**PROBLEM DESCRIPTION:** Wherever the string "Reference" appears, copy the whole line.

**RECORDS:**
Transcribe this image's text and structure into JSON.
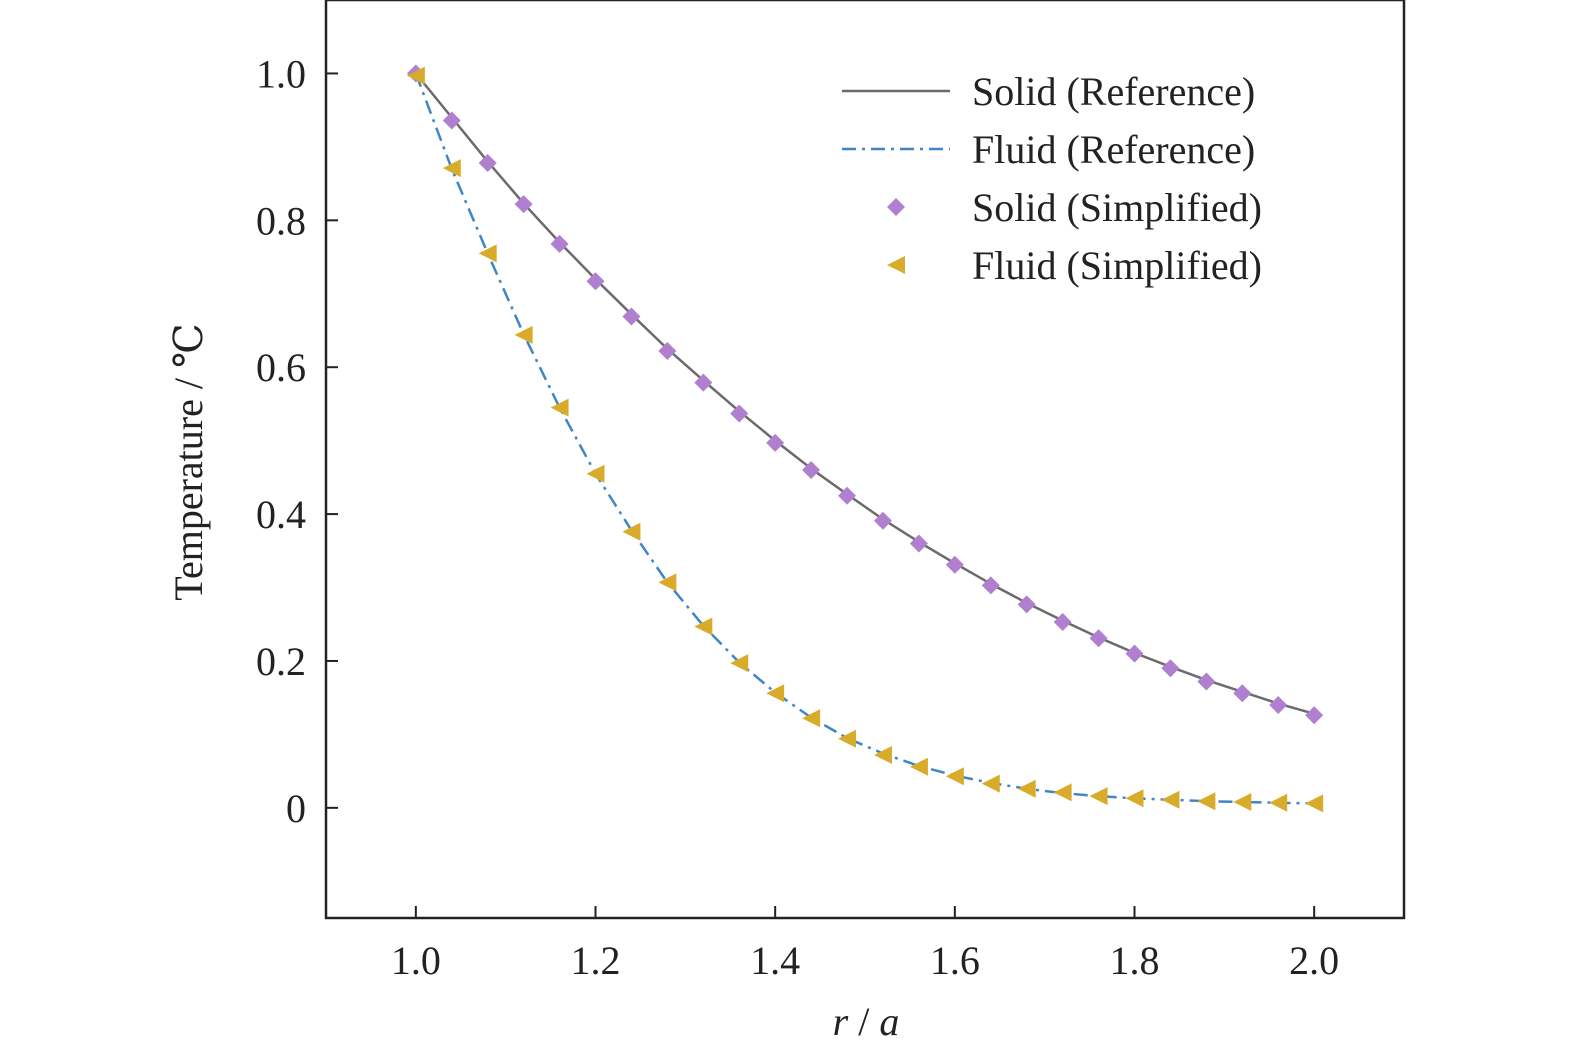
{
  "chart_data": {
    "type": "line",
    "xlabel_var": "r",
    "xlabel_sep": " / ",
    "xlabel_unit": "a",
    "ylabel": "Temperature / ℃",
    "xlim": [
      0.9,
      2.1
    ],
    "ylim": [
      -0.15,
      1.1
    ],
    "xticks": [
      {
        "value": 1.0,
        "label": "1.0"
      },
      {
        "value": 1.2,
        "label": "1.2"
      },
      {
        "value": 1.4,
        "label": "1.4"
      },
      {
        "value": 1.6,
        "label": "1.6"
      },
      {
        "value": 1.8,
        "label": "1.8"
      },
      {
        "value": 2.0,
        "label": "2.0"
      }
    ],
    "yticks": [
      {
        "value": 0.0,
        "label": "0"
      },
      {
        "value": 0.2,
        "label": "0.2"
      },
      {
        "value": 0.4,
        "label": "0.4"
      },
      {
        "value": 0.6,
        "label": "0.6"
      },
      {
        "value": 0.8,
        "label": "0.8"
      },
      {
        "value": 1.0,
        "label": "1.0"
      }
    ],
    "grid": false,
    "legend_position": "top-right",
    "series": [
      {
        "name": "Solid (Reference)",
        "kind": "line",
        "style": "solid",
        "color": "#6b6b6b",
        "x": [
          1.0,
          1.04,
          1.08,
          1.12,
          1.16,
          1.2,
          1.24,
          1.28,
          1.32,
          1.36,
          1.4,
          1.44,
          1.48,
          1.52,
          1.56,
          1.6,
          1.64,
          1.68,
          1.72,
          1.76,
          1.8,
          1.84,
          1.88,
          1.92,
          1.96,
          2.0
        ],
        "y": [
          1.0,
          0.94,
          0.88,
          0.823,
          0.77,
          0.72,
          0.672,
          0.625,
          0.582,
          0.54,
          0.5,
          0.462,
          0.427,
          0.393,
          0.362,
          0.333,
          0.305,
          0.279,
          0.255,
          0.232,
          0.211,
          0.192,
          0.174,
          0.158,
          0.142,
          0.128
        ]
      },
      {
        "name": "Fluid (Reference)",
        "kind": "line",
        "style": "dashdot",
        "color": "#3f86c4",
        "x": [
          1.0,
          1.04,
          1.08,
          1.12,
          1.16,
          1.2,
          1.24,
          1.28,
          1.32,
          1.36,
          1.4,
          1.44,
          1.48,
          1.52,
          1.56,
          1.6,
          1.64,
          1.68,
          1.72,
          1.76,
          1.8,
          1.84,
          1.88,
          1.92,
          1.96,
          2.0
        ],
        "y": [
          1.0,
          0.87,
          0.755,
          0.645,
          0.545,
          0.455,
          0.378,
          0.307,
          0.248,
          0.198,
          0.157,
          0.123,
          0.095,
          0.074,
          0.057,
          0.044,
          0.034,
          0.026,
          0.02,
          0.016,
          0.013,
          0.011,
          0.009,
          0.008,
          0.007,
          0.006
        ]
      },
      {
        "name": "Solid (Simplified)",
        "kind": "scatter",
        "marker": "diamond",
        "color": "#b07fcf",
        "x": [
          1.0,
          1.04,
          1.08,
          1.12,
          1.16,
          1.2,
          1.24,
          1.28,
          1.32,
          1.36,
          1.4,
          1.44,
          1.48,
          1.52,
          1.56,
          1.6,
          1.64,
          1.68,
          1.72,
          1.76,
          1.8,
          1.84,
          1.88,
          1.92,
          1.96,
          2.0
        ],
        "y": [
          1.0,
          0.936,
          0.878,
          0.822,
          0.768,
          0.717,
          0.669,
          0.622,
          0.579,
          0.537,
          0.497,
          0.46,
          0.425,
          0.391,
          0.36,
          0.331,
          0.303,
          0.277,
          0.253,
          0.231,
          0.21,
          0.19,
          0.172,
          0.156,
          0.14,
          0.126
        ]
      },
      {
        "name": "Fluid (Simplified)",
        "kind": "scatter",
        "marker": "triangle-left",
        "color": "#d9ab2a",
        "x": [
          1.0,
          1.04,
          1.08,
          1.12,
          1.16,
          1.2,
          1.24,
          1.28,
          1.32,
          1.36,
          1.4,
          1.44,
          1.48,
          1.52,
          1.56,
          1.6,
          1.64,
          1.68,
          1.72,
          1.76,
          1.8,
          1.84,
          1.88,
          1.92,
          1.96,
          2.0
        ],
        "y": [
          0.997,
          0.871,
          0.755,
          0.644,
          0.545,
          0.455,
          0.376,
          0.307,
          0.247,
          0.197,
          0.156,
          0.122,
          0.094,
          0.072,
          0.056,
          0.043,
          0.033,
          0.026,
          0.021,
          0.016,
          0.013,
          0.011,
          0.009,
          0.008,
          0.007,
          0.006
        ]
      }
    ]
  }
}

**RIGHT ANSWER:**
        "name": "Solid (Reference)",
        "name": "Fluid (Reference)",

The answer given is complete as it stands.